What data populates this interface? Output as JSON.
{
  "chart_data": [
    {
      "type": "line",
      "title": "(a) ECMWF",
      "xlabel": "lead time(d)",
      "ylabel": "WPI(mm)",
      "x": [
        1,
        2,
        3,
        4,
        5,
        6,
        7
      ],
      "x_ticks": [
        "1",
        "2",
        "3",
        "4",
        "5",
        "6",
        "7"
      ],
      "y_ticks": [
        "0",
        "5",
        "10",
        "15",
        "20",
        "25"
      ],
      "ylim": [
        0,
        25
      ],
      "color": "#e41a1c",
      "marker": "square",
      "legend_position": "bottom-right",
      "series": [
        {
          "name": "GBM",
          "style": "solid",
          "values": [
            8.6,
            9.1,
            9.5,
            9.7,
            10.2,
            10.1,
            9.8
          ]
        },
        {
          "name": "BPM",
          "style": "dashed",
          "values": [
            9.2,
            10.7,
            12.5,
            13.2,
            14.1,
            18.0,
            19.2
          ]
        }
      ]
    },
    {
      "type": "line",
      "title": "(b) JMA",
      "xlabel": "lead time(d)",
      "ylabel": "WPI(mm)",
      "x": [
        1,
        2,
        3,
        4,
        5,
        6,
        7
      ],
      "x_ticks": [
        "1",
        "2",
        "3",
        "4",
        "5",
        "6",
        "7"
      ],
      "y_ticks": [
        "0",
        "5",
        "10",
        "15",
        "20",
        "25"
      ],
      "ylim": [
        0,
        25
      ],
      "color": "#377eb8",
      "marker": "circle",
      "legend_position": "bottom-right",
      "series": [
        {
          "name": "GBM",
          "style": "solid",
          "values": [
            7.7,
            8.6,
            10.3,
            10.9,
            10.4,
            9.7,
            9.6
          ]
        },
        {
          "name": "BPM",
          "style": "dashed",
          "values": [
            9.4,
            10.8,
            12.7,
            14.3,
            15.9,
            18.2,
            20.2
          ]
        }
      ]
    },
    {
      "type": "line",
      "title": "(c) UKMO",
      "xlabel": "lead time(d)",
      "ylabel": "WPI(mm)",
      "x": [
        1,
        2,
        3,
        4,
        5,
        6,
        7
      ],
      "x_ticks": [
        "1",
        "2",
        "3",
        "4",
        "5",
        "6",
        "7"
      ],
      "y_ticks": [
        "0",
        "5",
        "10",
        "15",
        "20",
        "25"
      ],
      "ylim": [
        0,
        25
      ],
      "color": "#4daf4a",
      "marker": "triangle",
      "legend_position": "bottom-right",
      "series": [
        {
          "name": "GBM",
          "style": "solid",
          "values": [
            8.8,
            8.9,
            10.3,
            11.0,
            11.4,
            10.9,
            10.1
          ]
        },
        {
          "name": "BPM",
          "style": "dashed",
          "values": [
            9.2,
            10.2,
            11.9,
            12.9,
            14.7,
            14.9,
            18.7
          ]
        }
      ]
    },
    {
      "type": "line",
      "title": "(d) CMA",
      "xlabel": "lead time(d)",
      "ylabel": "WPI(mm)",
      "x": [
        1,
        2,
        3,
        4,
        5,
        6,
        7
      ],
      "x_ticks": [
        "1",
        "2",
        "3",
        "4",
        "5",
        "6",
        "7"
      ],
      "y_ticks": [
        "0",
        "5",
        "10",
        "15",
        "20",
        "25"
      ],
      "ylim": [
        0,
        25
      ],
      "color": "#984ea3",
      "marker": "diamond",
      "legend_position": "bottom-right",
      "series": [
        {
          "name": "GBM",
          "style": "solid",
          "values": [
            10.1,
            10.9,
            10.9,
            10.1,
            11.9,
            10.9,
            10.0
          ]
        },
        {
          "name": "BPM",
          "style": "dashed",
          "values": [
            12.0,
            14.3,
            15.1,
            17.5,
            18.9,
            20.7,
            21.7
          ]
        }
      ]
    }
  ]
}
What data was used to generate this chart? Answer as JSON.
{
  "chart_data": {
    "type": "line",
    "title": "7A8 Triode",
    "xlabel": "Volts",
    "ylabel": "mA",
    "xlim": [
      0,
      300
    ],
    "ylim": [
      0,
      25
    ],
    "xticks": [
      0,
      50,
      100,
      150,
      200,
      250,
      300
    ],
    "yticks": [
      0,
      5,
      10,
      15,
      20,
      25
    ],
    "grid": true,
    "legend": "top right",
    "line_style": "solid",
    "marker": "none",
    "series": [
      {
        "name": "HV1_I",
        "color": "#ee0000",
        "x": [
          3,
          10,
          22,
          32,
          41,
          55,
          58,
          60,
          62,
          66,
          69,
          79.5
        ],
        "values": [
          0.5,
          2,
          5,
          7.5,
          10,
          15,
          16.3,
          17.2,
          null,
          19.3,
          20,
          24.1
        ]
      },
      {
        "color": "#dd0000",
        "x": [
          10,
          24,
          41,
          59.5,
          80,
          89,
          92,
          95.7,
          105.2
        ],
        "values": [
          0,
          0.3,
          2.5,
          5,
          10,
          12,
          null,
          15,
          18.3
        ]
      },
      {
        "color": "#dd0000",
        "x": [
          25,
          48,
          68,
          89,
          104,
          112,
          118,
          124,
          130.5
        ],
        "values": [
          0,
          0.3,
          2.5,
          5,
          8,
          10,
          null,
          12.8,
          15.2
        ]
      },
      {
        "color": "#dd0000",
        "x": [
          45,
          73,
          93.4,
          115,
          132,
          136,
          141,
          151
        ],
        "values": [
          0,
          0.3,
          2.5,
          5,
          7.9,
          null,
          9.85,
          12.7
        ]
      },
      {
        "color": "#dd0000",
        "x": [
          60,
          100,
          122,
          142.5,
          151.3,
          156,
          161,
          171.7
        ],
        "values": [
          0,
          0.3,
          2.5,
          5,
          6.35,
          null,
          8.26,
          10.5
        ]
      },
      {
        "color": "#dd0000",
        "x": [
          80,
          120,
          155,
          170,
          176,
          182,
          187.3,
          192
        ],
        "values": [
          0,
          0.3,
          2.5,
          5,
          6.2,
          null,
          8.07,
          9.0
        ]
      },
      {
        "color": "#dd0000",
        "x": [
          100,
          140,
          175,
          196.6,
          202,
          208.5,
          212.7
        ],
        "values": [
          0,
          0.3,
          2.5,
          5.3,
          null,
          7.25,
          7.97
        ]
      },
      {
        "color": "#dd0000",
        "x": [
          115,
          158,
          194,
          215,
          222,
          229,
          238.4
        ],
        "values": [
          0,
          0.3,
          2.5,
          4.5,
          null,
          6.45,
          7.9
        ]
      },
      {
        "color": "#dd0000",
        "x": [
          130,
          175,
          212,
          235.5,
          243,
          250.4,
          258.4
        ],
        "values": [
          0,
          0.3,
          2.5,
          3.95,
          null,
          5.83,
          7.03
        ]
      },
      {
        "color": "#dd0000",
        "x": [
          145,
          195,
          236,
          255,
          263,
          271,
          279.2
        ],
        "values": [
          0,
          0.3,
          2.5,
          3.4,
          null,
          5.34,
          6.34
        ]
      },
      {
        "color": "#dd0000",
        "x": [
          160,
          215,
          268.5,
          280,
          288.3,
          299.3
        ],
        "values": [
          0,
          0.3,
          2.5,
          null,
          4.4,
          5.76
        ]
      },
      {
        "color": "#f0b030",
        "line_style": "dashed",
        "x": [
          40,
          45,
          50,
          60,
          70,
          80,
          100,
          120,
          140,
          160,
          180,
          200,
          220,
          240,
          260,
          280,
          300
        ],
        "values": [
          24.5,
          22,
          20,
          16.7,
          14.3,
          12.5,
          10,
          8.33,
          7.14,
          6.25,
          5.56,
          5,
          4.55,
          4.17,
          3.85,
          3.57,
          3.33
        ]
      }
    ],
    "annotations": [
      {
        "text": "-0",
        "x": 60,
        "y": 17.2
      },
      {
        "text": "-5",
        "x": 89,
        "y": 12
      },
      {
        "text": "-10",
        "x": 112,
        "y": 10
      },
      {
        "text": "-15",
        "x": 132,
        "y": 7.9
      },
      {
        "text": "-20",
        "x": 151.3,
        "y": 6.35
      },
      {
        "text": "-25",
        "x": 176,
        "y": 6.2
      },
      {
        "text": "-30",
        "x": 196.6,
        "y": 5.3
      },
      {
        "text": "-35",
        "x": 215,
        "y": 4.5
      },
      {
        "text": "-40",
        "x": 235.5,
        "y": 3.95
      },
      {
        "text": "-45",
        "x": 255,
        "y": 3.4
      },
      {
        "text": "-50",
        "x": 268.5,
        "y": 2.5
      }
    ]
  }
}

********

The request — Give only the count of lines in which the string "What" appears.

Answer to this problem — 2